**THE EXERCISE:**
Reproduce every line in the listing that contains the word "membros".

================================

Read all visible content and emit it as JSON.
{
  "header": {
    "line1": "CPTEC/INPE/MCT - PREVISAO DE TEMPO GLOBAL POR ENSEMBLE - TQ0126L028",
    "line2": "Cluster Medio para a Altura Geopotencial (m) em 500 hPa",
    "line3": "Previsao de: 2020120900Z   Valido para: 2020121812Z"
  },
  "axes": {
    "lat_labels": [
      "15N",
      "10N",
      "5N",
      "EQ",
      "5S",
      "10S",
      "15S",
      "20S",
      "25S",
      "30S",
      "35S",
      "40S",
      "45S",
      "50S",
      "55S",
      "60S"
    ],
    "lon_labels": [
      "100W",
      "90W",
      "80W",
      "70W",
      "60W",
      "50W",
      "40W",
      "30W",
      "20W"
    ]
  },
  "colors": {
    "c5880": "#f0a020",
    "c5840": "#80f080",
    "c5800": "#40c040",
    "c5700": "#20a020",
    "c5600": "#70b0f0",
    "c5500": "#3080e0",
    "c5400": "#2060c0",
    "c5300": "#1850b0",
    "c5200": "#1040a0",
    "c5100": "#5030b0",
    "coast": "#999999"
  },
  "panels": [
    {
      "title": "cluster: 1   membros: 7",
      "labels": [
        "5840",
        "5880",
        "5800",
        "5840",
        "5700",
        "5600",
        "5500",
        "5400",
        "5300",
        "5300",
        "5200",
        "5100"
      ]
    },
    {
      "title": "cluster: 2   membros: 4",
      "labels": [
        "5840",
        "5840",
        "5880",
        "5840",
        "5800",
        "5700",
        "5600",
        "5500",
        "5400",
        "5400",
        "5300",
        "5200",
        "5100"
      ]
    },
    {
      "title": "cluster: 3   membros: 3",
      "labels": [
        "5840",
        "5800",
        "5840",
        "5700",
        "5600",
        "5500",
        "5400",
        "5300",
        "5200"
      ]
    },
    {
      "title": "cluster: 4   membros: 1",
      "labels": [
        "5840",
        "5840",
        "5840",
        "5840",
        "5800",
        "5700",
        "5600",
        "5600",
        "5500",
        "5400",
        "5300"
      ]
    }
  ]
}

================================

**WRITTEN SOLUTION:**
      "title": "cluster: 1   membros: 7",
      "title": "cluster: 2   membros: 4",
      "title": "cluster: 3   membros: 3",
      "title": "cluster: 4   membros: 1",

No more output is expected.